> [Task description]
Identify the lines that contain the string "yang", then copy each of them.

─── Data for processing ───

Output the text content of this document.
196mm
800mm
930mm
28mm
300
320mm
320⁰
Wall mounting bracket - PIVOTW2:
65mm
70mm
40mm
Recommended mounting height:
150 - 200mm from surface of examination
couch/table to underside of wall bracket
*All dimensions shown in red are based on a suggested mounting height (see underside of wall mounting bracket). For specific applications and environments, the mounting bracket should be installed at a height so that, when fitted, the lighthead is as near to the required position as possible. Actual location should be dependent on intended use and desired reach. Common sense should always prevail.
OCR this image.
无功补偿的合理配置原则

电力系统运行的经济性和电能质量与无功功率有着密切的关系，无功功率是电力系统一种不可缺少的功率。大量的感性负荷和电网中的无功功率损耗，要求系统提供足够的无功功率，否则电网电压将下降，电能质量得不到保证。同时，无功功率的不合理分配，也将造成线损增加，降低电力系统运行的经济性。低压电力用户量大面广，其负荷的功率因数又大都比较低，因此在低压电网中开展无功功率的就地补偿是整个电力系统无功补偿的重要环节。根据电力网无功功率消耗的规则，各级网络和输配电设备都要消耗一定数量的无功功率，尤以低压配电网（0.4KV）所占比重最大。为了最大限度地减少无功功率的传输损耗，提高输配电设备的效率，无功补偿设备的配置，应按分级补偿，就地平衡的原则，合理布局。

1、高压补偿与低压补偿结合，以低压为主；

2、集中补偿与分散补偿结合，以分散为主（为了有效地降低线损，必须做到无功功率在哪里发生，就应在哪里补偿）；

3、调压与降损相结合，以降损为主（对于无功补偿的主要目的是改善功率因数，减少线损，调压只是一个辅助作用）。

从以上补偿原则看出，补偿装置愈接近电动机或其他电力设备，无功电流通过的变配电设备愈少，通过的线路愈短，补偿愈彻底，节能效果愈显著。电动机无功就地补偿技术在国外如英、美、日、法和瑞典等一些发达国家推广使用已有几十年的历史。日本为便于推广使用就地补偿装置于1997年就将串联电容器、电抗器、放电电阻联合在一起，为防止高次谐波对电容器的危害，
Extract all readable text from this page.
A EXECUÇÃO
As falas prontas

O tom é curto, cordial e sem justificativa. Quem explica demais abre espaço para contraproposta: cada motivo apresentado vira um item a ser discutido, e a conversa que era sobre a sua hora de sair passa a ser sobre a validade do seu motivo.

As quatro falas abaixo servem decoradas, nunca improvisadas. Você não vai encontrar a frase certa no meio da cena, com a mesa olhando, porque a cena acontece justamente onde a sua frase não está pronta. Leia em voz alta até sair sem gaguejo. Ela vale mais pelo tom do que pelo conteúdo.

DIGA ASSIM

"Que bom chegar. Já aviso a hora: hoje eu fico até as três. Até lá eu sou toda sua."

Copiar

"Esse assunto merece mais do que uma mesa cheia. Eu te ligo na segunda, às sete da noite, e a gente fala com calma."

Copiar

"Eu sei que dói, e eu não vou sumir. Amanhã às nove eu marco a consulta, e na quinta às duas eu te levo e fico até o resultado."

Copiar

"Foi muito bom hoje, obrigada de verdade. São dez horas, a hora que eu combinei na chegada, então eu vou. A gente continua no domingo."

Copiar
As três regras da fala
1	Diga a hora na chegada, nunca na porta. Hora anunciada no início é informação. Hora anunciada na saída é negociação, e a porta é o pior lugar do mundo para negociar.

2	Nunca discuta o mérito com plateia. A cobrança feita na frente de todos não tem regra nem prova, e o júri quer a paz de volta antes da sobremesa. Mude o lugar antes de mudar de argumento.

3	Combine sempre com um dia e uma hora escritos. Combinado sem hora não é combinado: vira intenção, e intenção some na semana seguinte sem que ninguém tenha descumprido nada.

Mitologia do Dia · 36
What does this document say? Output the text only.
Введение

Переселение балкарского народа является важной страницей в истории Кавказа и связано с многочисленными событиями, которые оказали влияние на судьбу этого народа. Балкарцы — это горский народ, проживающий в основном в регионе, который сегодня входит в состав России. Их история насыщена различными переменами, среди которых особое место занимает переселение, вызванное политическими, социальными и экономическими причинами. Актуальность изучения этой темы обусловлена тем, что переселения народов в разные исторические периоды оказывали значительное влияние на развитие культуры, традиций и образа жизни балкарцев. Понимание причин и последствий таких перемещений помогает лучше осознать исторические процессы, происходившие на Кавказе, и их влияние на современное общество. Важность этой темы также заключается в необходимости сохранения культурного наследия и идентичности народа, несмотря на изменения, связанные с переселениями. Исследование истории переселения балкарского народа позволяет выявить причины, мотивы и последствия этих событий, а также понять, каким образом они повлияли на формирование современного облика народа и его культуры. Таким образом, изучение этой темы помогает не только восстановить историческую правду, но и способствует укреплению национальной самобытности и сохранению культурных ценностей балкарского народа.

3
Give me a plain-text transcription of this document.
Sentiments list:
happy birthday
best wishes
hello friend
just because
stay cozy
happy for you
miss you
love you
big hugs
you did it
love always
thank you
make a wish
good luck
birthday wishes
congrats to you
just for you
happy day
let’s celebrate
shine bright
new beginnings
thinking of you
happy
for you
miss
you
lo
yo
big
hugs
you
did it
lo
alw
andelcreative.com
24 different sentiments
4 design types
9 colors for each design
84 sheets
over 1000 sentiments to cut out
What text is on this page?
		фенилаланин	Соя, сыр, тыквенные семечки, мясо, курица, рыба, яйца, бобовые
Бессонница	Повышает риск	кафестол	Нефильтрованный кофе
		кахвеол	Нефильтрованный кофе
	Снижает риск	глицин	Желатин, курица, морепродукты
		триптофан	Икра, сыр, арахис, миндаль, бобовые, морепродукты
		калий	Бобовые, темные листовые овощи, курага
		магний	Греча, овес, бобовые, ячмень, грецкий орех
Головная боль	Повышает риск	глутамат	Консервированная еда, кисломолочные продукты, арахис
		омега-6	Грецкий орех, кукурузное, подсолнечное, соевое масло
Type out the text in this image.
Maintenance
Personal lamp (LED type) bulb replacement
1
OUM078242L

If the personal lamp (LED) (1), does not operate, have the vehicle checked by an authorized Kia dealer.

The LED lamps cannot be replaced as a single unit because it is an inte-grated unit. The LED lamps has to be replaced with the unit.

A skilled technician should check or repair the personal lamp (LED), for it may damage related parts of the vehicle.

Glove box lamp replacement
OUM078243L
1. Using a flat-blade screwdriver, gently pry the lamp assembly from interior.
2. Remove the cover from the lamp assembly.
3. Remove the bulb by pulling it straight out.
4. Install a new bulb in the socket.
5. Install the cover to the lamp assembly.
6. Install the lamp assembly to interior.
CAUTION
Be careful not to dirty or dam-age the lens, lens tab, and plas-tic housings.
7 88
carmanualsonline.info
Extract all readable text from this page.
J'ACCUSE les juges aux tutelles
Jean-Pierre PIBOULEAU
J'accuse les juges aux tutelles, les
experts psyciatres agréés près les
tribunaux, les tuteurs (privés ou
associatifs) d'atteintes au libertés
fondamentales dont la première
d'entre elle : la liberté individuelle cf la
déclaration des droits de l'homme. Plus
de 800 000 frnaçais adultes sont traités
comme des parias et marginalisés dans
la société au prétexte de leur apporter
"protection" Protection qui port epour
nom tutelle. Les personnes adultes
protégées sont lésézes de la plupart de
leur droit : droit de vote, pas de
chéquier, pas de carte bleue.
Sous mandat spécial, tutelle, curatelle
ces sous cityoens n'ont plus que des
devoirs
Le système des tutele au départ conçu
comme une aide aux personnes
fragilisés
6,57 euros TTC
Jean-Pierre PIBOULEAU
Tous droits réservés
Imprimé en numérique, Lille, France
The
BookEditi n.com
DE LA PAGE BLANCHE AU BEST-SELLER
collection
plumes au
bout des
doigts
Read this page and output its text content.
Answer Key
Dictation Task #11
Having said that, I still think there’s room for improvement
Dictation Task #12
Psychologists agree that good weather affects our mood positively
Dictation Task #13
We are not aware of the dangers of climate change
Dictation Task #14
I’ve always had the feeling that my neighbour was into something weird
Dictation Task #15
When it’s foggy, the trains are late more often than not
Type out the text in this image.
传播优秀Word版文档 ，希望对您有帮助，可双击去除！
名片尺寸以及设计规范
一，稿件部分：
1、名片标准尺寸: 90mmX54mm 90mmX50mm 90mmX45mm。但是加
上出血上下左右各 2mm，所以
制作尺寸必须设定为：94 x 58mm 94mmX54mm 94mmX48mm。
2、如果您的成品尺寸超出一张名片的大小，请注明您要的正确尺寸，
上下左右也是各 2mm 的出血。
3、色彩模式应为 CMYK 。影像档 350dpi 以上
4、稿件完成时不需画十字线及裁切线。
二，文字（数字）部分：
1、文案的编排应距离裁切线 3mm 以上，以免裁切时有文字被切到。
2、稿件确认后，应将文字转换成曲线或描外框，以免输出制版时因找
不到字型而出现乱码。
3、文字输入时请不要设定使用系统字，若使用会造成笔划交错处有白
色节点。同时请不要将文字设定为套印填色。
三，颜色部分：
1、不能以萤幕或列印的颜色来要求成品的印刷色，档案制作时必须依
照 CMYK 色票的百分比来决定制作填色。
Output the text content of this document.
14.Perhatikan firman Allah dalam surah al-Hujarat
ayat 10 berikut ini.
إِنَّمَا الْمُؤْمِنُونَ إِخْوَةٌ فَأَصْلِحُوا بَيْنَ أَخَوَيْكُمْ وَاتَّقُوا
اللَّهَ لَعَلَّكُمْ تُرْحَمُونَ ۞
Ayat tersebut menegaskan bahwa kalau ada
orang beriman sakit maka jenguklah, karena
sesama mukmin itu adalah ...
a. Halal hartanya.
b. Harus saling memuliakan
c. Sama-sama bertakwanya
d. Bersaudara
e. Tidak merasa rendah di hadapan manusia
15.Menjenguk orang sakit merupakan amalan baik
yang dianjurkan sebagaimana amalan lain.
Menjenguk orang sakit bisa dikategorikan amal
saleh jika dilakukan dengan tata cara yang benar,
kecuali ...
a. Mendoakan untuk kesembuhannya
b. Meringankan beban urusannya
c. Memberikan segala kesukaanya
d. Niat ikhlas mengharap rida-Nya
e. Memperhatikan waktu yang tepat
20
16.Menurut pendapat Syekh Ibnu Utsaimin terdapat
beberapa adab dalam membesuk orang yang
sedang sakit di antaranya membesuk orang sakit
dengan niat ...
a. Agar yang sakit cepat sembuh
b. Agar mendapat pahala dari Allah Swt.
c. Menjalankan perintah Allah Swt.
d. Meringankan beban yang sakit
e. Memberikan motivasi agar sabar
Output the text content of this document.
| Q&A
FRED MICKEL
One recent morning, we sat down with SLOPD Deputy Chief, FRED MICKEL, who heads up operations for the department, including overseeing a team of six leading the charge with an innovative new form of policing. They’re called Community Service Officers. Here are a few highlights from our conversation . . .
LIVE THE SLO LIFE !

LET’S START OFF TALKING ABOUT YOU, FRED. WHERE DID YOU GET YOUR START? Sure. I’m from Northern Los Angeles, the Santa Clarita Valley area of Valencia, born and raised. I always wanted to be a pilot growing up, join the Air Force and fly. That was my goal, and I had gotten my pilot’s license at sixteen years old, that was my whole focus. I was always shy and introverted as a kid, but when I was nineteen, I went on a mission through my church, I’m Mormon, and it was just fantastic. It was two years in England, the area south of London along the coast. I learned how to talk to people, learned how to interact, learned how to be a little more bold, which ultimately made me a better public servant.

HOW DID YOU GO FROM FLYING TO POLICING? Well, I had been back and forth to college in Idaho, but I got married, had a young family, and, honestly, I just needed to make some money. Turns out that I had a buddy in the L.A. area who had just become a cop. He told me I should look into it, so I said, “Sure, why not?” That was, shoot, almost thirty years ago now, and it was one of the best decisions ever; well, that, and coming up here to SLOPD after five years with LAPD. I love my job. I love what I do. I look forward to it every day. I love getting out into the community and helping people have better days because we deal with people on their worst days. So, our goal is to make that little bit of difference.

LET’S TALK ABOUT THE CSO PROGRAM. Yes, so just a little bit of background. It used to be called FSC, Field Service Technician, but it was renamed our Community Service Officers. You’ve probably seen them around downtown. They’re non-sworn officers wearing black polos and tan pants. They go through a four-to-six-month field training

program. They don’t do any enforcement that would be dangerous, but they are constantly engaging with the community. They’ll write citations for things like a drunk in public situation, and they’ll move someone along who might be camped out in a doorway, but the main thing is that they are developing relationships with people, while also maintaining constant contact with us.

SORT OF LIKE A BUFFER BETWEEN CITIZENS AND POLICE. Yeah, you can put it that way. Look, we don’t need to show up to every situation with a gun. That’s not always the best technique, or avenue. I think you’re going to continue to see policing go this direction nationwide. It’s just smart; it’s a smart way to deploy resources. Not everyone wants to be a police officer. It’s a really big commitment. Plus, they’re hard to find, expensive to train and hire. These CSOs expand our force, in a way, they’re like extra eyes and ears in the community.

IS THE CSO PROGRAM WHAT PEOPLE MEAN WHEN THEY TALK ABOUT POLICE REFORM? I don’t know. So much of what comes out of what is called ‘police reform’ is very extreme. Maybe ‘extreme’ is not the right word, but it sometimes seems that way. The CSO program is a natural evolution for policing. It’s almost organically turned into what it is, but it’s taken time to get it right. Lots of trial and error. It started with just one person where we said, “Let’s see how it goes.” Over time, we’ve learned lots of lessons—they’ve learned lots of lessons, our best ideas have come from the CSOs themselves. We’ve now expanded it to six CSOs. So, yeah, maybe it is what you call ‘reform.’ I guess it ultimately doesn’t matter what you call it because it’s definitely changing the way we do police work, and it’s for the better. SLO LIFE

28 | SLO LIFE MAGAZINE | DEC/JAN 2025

───

> [Exercise response]
yang dianjurkan sebagaimana amalan lain.
saleh jika dilakukan dengan tata cara yang benar,
e. Memperhatikan waktu yang tepat
beberapa adab dalam membesuk orang yang
a. Agar yang sakit cepat sembuh
d. Meringankan beban yang sakit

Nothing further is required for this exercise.